→ **Problem details**
Please say how many lines of the listing hold "Hong", with no other words in the answer.

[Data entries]
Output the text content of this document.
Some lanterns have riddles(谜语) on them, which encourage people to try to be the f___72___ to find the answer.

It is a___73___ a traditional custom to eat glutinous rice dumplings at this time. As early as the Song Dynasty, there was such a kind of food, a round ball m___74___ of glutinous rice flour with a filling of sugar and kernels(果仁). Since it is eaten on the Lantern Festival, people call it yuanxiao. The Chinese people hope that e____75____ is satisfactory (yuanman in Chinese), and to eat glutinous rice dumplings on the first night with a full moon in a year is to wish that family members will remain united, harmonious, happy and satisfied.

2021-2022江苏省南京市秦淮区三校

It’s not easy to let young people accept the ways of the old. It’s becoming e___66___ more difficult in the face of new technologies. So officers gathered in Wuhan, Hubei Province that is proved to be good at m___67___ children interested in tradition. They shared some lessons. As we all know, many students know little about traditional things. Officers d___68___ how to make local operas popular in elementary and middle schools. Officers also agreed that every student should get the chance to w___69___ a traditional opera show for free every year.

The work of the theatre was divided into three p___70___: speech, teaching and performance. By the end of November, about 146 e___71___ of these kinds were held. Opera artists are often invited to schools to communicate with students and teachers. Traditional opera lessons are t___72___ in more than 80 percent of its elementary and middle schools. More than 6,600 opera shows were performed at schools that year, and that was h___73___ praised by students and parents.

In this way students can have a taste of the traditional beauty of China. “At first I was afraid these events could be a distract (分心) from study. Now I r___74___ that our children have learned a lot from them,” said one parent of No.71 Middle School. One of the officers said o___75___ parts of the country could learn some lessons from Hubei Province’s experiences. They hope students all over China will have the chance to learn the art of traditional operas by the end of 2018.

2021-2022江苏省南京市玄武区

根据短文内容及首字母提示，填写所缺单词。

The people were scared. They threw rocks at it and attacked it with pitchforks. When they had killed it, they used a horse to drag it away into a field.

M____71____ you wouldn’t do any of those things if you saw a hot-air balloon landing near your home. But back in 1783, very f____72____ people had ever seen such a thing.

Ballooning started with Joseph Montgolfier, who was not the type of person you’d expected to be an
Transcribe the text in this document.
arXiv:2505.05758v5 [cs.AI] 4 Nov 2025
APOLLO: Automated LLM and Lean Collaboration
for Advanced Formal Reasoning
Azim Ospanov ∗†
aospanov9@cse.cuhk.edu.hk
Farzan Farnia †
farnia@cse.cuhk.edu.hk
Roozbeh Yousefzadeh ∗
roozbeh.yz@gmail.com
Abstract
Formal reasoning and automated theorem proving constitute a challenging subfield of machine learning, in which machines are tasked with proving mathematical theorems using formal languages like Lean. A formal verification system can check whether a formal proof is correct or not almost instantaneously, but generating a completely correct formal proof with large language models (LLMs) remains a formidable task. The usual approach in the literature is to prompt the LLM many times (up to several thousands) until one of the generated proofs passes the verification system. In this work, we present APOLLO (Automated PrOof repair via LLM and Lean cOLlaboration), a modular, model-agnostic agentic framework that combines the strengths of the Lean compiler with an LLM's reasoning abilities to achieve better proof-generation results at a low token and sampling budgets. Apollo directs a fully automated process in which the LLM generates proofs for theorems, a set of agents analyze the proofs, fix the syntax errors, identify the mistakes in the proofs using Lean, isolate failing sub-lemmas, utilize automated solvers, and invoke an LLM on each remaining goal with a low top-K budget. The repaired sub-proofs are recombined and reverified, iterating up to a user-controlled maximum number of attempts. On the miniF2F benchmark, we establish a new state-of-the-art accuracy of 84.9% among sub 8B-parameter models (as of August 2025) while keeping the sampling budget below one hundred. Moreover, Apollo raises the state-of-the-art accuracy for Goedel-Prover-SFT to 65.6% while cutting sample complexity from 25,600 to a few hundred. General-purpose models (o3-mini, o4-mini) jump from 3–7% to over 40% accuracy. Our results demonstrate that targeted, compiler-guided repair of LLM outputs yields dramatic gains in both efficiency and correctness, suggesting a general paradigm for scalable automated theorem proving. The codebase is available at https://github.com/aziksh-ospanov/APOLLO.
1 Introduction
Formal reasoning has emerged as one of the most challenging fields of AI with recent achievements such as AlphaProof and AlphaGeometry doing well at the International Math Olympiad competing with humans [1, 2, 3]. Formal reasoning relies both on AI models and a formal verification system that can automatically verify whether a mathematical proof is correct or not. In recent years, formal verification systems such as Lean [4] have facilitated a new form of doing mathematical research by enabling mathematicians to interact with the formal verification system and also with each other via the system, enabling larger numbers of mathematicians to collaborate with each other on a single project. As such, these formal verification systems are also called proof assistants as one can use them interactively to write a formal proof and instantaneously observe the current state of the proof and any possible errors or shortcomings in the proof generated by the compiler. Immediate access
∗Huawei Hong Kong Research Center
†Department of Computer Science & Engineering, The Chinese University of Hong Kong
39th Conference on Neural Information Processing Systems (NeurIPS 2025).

→ **Task response**
2